**Problem**. Skip all pictures, then print the remaining material exactly.

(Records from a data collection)
********

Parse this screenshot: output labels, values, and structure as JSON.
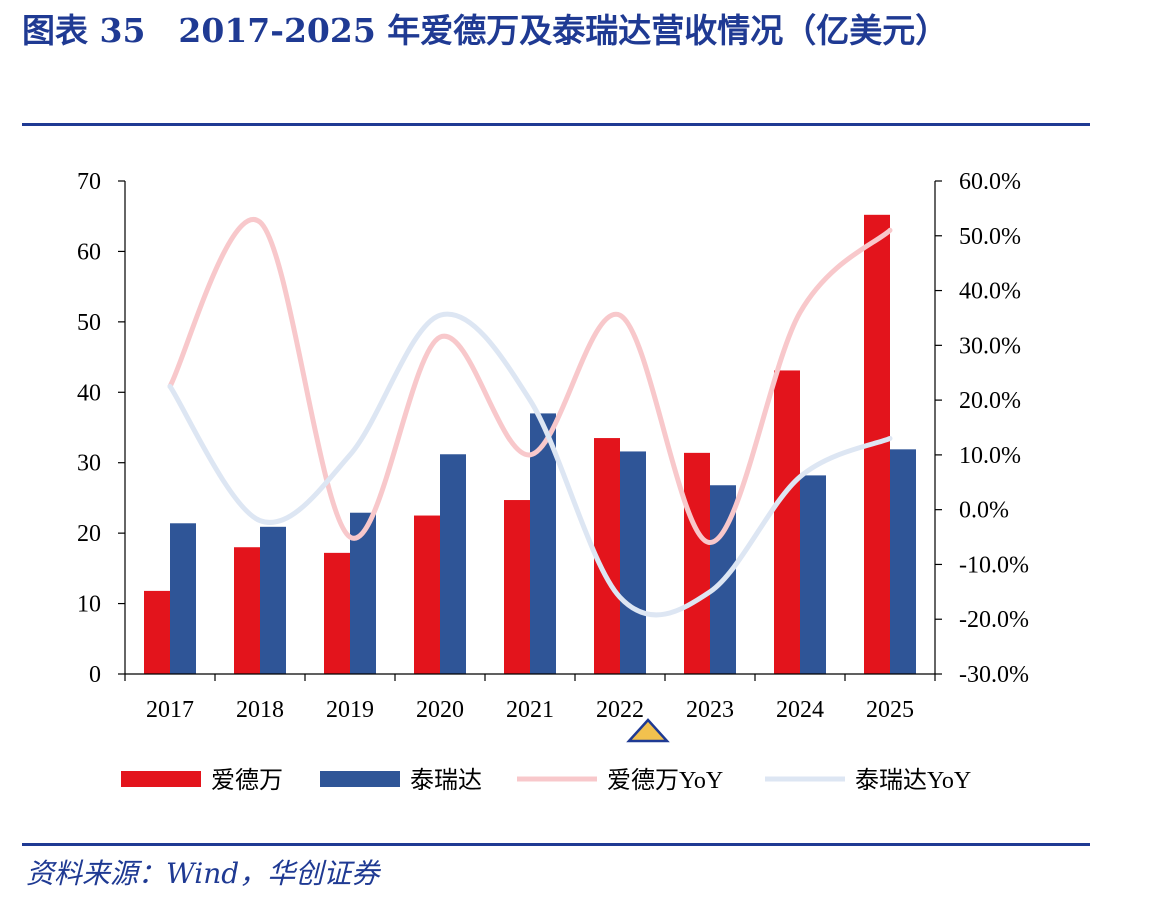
{
  "title": "图表 35　2017-2025 年爱德万及泰瑞达营收情况（亿美元）",
  "source": "资料来源：Wind，华创证券",
  "chart_data": {
    "type": "bar",
    "categories": [
      "2017",
      "2018",
      "2019",
      "2020",
      "2021",
      "2022",
      "2023",
      "2024",
      "2025"
    ],
    "series": [
      {
        "name": "爱德万",
        "type": "bar",
        "axis": "left",
        "color": "#e3141c",
        "values": [
          11.8,
          18.0,
          17.2,
          22.5,
          24.7,
          33.5,
          31.4,
          43.1,
          65.2
        ]
      },
      {
        "name": "泰瑞达",
        "type": "bar",
        "axis": "left",
        "color": "#2f5597",
        "values": [
          21.4,
          20.9,
          22.9,
          31.2,
          37.0,
          31.6,
          26.8,
          28.2,
          31.9
        ]
      },
      {
        "name": "爱德万YoY",
        "type": "line",
        "axis": "right",
        "color": "#f8c8cb",
        "values": [
          0.225,
          0.525,
          -0.05,
          0.315,
          0.1,
          0.355,
          -0.06,
          0.36,
          0.51
        ]
      },
      {
        "name": "泰瑞达YoY",
        "type": "line",
        "axis": "right",
        "color": "#dde6f3",
        "values": [
          0.225,
          -0.02,
          0.1,
          0.355,
          0.2,
          -0.16,
          -0.15,
          0.06,
          0.13
        ]
      }
    ],
    "ylim": [
      0,
      70
    ],
    "yticks": [
      "0",
      "10",
      "20",
      "30",
      "40",
      "50",
      "60",
      "70"
    ],
    "y2lim": [
      -0.3,
      0.6
    ],
    "y2ticks": [
      "-30.0%",
      "-20.0%",
      "-10.0%",
      "0.0%",
      "10.0%",
      "20.0%",
      "30.0%",
      "40.0%",
      "50.0%",
      "60.0%"
    ],
    "legend_position": "bottom",
    "grid": false
  }
}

********

**Task answer**.
Parse this screenshot: output labels, values, and structure as JSON.
{
  "title": "图表 35　2017-2025 年爱德万及泰瑞达营收情况（亿美元）",
  "source": "资料来源：Wind，华创证券",
  "chart_data": {
    "type": "bar",
    "categories": [
      "2017",
      "2018",
      "2019",
      "2020",
      "2021",
      "2022",
      "2023",
      "2024",
      "2025"
    ],
    "series": [
      {
        "name": "爱德万",
        "type": "bar",
        "axis": "left",
        "color": "#e3141c",
        "values": [
          11.8,
          18.0,
          17.2,
          22.5,
          24.7,
          33.5,
          31.4,
          43.1,
          65.2
        ]
      },
      {
        "name": "泰瑞达",
        "type": "bar",
        "axis": "left",
        "color": "#2f5597",
        "values": [
          21.4,
          20.9,
          22.9,
          31.2,
          37.0,
          31.6,
          26.8,
          28.2,
          31.9
        ]
      },
      {
        "name": "爱德万YoY",
        "type": "line",
        "axis": "right",
        "color": "#f8c8cb",
        "values": [
          0.225,
          0.525,
          -0.05,
          0.315,
          0.1,
          0.355,
          -0.06,
          0.36,
          0.51
        ]
      },
      {
        "name": "泰瑞达YoY",
        "type": "line",
        "axis": "right",
        "color": "#dde6f3",
        "values": [
          0.225,
          -0.02,
          0.1,
          0.355,
          0.2,
          -0.16,
          -0.15,
          0.06,
          0.13
        ]
      }
    ],
    "ylim": [
      0,
      70
    ],
    "yticks": [
      "0",
      "10",
      "20",
      "30",
      "40",
      "50",
      "60",
      "70"
    ],
    "y2lim": [
      -0.3,
      0.6
    ],
    "y2ticks": [
      "-30.0%",
      "-20.0%",
      "-10.0%",
      "0.0%",
      "10.0%",
      "20.0%",
      "30.0%",
      "40.0%",
      "50.0%",
      "60.0%"
    ],
    "legend_position": "bottom",
    "grid": false
  }
}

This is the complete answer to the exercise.